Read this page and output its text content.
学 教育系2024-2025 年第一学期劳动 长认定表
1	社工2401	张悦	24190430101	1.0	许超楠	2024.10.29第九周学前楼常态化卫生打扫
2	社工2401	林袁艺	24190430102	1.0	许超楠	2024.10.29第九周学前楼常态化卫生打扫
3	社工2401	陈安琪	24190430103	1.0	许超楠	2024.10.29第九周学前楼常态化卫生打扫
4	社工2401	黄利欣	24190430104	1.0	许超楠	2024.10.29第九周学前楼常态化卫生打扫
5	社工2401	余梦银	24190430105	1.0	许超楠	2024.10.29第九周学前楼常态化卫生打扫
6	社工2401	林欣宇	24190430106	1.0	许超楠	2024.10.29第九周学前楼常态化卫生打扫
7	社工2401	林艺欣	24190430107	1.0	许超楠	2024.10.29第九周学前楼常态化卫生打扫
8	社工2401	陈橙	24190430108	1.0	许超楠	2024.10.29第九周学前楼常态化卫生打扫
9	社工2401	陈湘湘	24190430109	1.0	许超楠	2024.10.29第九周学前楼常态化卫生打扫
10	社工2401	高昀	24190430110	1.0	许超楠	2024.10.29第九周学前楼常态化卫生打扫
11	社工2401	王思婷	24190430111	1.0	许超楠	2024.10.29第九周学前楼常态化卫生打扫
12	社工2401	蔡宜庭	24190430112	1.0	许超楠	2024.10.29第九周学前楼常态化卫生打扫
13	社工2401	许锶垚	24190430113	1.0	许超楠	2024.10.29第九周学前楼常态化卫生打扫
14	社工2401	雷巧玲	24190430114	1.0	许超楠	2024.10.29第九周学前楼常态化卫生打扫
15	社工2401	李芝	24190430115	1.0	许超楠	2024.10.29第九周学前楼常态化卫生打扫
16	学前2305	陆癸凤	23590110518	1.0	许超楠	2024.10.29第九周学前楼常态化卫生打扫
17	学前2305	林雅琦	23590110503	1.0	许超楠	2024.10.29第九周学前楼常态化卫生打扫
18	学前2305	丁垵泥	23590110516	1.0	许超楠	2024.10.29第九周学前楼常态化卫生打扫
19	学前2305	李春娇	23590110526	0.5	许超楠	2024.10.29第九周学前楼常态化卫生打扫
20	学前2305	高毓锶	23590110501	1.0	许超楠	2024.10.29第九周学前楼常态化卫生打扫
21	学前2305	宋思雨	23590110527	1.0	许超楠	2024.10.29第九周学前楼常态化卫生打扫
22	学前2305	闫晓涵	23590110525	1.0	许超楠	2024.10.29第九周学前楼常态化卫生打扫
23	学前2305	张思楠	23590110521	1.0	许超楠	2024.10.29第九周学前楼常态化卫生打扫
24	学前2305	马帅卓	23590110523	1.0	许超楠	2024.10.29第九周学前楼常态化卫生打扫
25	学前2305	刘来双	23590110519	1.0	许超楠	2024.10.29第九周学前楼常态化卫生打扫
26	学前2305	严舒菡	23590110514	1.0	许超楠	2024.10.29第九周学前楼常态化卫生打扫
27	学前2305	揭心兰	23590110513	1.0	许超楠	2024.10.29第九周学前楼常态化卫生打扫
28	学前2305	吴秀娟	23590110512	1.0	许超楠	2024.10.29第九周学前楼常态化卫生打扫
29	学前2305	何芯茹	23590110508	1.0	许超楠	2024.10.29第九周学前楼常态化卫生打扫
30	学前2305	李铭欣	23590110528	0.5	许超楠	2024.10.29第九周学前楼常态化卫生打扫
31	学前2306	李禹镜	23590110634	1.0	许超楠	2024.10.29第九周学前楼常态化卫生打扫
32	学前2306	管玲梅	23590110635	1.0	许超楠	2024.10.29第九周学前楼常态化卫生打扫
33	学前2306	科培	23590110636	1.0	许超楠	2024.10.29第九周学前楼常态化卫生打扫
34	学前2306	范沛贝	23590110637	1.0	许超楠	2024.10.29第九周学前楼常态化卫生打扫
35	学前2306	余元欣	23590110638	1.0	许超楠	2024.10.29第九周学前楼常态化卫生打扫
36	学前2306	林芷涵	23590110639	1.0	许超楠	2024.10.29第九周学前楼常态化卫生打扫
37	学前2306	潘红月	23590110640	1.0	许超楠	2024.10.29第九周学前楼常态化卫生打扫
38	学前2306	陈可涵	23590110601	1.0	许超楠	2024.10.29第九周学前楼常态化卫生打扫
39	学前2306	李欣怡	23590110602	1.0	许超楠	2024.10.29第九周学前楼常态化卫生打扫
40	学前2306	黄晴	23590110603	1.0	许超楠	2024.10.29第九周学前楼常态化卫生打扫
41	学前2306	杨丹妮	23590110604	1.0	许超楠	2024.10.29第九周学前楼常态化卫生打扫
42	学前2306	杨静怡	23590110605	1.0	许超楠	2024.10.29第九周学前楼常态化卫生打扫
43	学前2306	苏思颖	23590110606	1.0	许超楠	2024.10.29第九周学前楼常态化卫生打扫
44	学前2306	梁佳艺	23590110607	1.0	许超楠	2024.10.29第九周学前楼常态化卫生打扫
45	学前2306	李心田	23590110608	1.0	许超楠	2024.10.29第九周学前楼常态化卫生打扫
★ ★ ★ ★ ★ ★ ★
Job
Exactly as they are written, print the entries again.

Final result
Read this page and output its text content.
学 教育系2024-2025 年第一学期劳动 长认定表
1	社工2401	张悦	24190430101	1.0	许超楠	2024.10.29第九周学前楼常态化卫生打扫
2	社工2401	林袁艺	24190430102	1.0	许超楠	2024.10.29第九周学前楼常态化卫生打扫
3	社工2401	陈安琪	24190430103	1.0	许超楠	2024.10.29第九周学前楼常态化卫生打扫
4	社工2401	黄利欣	24190430104	1.0	许超楠	2024.10.29第九周学前楼常态化卫生打扫
5	社工2401	余梦银	24190430105	1.0	许超楠	2024.10.29第九周学前楼常态化卫生打扫
6	社工2401	林欣宇	24190430106	1.0	许超楠	2024.10.29第九周学前楼常态化卫生打扫
7	社工2401	林艺欣	24190430107	1.0	许超楠	2024.10.29第九周学前楼常态化卫生打扫
8	社工2401	陈橙	24190430108	1.0	许超楠	2024.10.29第九周学前楼常态化卫生打扫
9	社工2401	陈湘湘	24190430109	1.0	许超楠	2024.10.29第九周学前楼常态化卫生打扫
10	社工2401	高昀	24190430110	1.0	许超楠	2024.10.29第九周学前楼常态化卫生打扫
11	社工2401	王思婷	24190430111	1.0	许超楠	2024.10.29第九周学前楼常态化卫生打扫
12	社工2401	蔡宜庭	24190430112	1.0	许超楠	2024.10.29第九周学前楼常态化卫生打扫
13	社工2401	许锶垚	24190430113	1.0	许超楠	2024.10.29第九周学前楼常态化卫生打扫
14	社工2401	雷巧玲	24190430114	1.0	许超楠	2024.10.29第九周学前楼常态化卫生打扫
15	社工2401	李芝	24190430115	1.0	许超楠	2024.10.29第九周学前楼常态化卫生打扫
16	学前2305	陆癸凤	23590110518	1.0	许超楠	2024.10.29第九周学前楼常态化卫生打扫
17	学前2305	林雅琦	23590110503	1.0	许超楠	2024.10.29第九周学前楼常态化卫生打扫
18	学前2305	丁垵泥	23590110516	1.0	许超楠	2024.10.29第九周学前楼常态化卫生打扫
19	学前2305	李春娇	23590110526	0.5	许超楠	2024.10.29第九周学前楼常态化卫生打扫
20	学前2305	高毓锶	23590110501	1.0	许超楠	2024.10.29第九周学前楼常态化卫生打扫
21	学前2305	宋思雨	23590110527	1.0	许超楠	2024.10.29第九周学前楼常态化卫生打扫
22	学前2305	闫晓涵	23590110525	1.0	许超楠	2024.10.29第九周学前楼常态化卫生打扫
23	学前2305	张思楠	23590110521	1.0	许超楠	2024.10.29第九周学前楼常态化卫生打扫
24	学前2305	马帅卓	23590110523	1.0	许超楠	2024.10.29第九周学前楼常态化卫生打扫
25	学前2305	刘来双	23590110519	1.0	许超楠	2024.10.29第九周学前楼常态化卫生打扫
26	学前2305	严舒菡	23590110514	1.0	许超楠	2024.10.29第九周学前楼常态化卫生打扫
27	学前2305	揭心兰	23590110513	1.0	许超楠	2024.10.29第九周学前楼常态化卫生打扫
28	学前2305	吴秀娟	23590110512	1.0	许超楠	2024.10.29第九周学前楼常态化卫生打扫
29	学前2305	何芯茹	23590110508	1.0	许超楠	2024.10.29第九周学前楼常态化卫生打扫
30	学前2305	李铭欣	23590110528	0.5	许超楠	2024.10.29第九周学前楼常态化卫生打扫
31	学前2306	李禹镜	23590110634	1.0	许超楠	2024.10.29第九周学前楼常态化卫生打扫
32	学前2306	管玲梅	23590110635	1.0	许超楠	2024.10.29第九周学前楼常态化卫生打扫
33	学前2306	科培	23590110636	1.0	许超楠	2024.10.29第九周学前楼常态化卫生打扫
34	学前2306	范沛贝	23590110637	1.0	许超楠	2024.10.29第九周学前楼常态化卫生打扫
35	学前2306	余元欣	23590110638	1.0	许超楠	2024.10.29第九周学前楼常态化卫生打扫
36	学前2306	林芷涵	23590110639	1.0	许超楠	2024.10.29第九周学前楼常态化卫生打扫
37	学前2306	潘红月	23590110640	1.0	许超楠	2024.10.29第九周学前楼常态化卫生打扫
38	学前2306	陈可涵	23590110601	1.0	许超楠	2024.10.29第九周学前楼常态化卫生打扫
39	学前2306	李欣怡	23590110602	1.0	许超楠	2024.10.29第九周学前楼常态化卫生打扫
40	学前2306	黄晴	23590110603	1.0	许超楠	2024.10.29第九周学前楼常态化卫生打扫
41	学前2306	杨丹妮	23590110604	1.0	许超楠	2024.10.29第九周学前楼常态化卫生打扫
42	学前2306	杨静怡	23590110605	1.0	许超楠	2024.10.29第九周学前楼常态化卫生打扫
43	学前2306	苏思颖	23590110606	1.0	许超楠	2024.10.29第九周学前楼常态化卫生打扫
44	学前2306	梁佳艺	23590110607	1.0	许超楠	2024.10.29第九周学前楼常态化卫生打扫
45	学前2306	李心田	23590110608	1.0	许超楠	2024.10.29第九周学前楼常态化卫生打扫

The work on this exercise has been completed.